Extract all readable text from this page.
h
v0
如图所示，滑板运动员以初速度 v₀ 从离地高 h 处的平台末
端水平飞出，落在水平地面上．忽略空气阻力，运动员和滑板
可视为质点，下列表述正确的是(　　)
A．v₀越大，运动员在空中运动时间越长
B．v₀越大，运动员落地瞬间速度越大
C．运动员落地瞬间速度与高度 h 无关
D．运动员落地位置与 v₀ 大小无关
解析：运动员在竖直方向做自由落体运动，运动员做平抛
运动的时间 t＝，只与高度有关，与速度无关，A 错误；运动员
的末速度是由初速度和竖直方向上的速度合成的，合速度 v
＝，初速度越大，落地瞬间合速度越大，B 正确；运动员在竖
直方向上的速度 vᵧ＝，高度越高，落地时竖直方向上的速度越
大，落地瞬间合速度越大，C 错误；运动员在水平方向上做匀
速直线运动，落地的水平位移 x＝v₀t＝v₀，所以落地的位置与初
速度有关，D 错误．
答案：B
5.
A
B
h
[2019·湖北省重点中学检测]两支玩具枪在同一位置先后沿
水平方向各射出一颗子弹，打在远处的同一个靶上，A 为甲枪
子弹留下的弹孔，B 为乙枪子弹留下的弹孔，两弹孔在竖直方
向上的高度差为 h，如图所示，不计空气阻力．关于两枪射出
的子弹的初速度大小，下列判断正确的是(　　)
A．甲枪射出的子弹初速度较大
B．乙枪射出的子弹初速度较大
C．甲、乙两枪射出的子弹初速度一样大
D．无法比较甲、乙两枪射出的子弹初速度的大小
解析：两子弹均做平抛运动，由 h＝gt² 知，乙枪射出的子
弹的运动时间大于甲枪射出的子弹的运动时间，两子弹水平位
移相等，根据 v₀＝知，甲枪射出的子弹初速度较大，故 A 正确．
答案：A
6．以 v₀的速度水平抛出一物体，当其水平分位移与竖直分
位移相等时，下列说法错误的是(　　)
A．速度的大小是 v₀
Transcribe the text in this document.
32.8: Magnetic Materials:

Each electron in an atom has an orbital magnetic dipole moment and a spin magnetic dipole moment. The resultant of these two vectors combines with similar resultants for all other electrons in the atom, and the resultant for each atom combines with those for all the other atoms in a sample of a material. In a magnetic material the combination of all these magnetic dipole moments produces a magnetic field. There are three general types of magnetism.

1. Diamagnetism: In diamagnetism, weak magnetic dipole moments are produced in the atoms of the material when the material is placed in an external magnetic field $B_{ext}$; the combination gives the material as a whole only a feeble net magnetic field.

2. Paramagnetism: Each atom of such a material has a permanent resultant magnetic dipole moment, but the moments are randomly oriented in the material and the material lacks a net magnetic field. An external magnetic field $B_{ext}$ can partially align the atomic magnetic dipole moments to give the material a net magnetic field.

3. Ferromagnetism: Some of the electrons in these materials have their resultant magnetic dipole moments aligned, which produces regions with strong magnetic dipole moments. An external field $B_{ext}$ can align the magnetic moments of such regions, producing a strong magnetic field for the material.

◆ ◆ ◆ ◆ ◆ ◆ ◆

**WHAT IS EXPECTED**
Restate the records, all of them, precisely as written.

**OUTPUT BELOW**
Extract all readable text from this page.
h
v0
如图所示，滑板运动员以初速度 v₀ 从离地高 h 处的平台末
端水平飞出，落在水平地面上．忽略空气阻力，运动员和滑板
可视为质点，下列表述正确的是(　　)
A．v₀越大，运动员在空中运动时间越长
B．v₀越大，运动员落地瞬间速度越大
C．运动员落地瞬间速度与高度 h 无关
D．运动员落地位置与 v₀ 大小无关
解析：运动员在竖直方向做自由落体运动，运动员做平抛
运动的时间 t＝，只与高度有关，与速度无关，A 错误；运动员
的末速度是由初速度和竖直方向上的速度合成的，合速度 v
＝，初速度越大，落地瞬间合速度越大，B 正确；运动员在竖
直方向上的速度 vᵧ＝，高度越高，落地时竖直方向上的速度越
大，落地瞬间合速度越大，C 错误；运动员在水平方向上做匀
速直线运动，落地的水平位移 x＝v₀t＝v₀，所以落地的位置与初
速度有关，D 错误．
答案：B
5.
A
B
h
[2019·湖北省重点中学检测]两支玩具枪在同一位置先后沿
水平方向各射出一颗子弹，打在远处的同一个靶上，A 为甲枪
子弹留下的弹孔，B 为乙枪子弹留下的弹孔，两弹孔在竖直方
向上的高度差为 h，如图所示，不计空气阻力．关于两枪射出
的子弹的初速度大小，下列判断正确的是(　　)
A．甲枪射出的子弹初速度较大
B．乙枪射出的子弹初速度较大
C．甲、乙两枪射出的子弹初速度一样大
D．无法比较甲、乙两枪射出的子弹初速度的大小
解析：两子弹均做平抛运动，由 h＝gt² 知，乙枪射出的子
弹的运动时间大于甲枪射出的子弹的运动时间，两子弹水平位
移相等，根据 v₀＝知，甲枪射出的子弹初速度较大，故 A 正确．
答案：A
6．以 v₀的速度水平抛出一物体，当其水平分位移与竖直分
位移相等时，下列说法错误的是(　　)
A．速度的大小是 v₀
Transcribe the text in this document.
32.8: Magnetic Materials:

Each electron in an atom has an orbital magnetic dipole moment and a spin magnetic dipole moment. The resultant of these two vectors combines with similar resultants for all other electrons in the atom, and the resultant for each atom combines with those for all the other atoms in a sample of a material. In a magnetic material the combination of all these magnetic dipole moments produces a magnetic field. There are three general types of magnetism.

1. Diamagnetism: In diamagnetism, weak magnetic dipole moments are produced in the atoms of the material when the material is placed in an external magnetic field $B_{ext}$; the combination gives the material as a whole only a feeble net magnetic field.

2. Paramagnetism: Each atom of such a material has a permanent resultant magnetic dipole moment, but the moments are randomly oriented in the material and the material lacks a net magnetic field. An external magnetic field $B_{ext}$ can partially align the atomic magnetic dipole moments to give the material a net magnetic field.

3. Ferromagnetism: Some of the electrons in these materials have their resultant magnetic dipole moments aligned, which produces regions with strong magnetic dipole moments. An external field $B_{ext}$ can align the magnetic moments of such regions, producing a strong magnetic field for the material.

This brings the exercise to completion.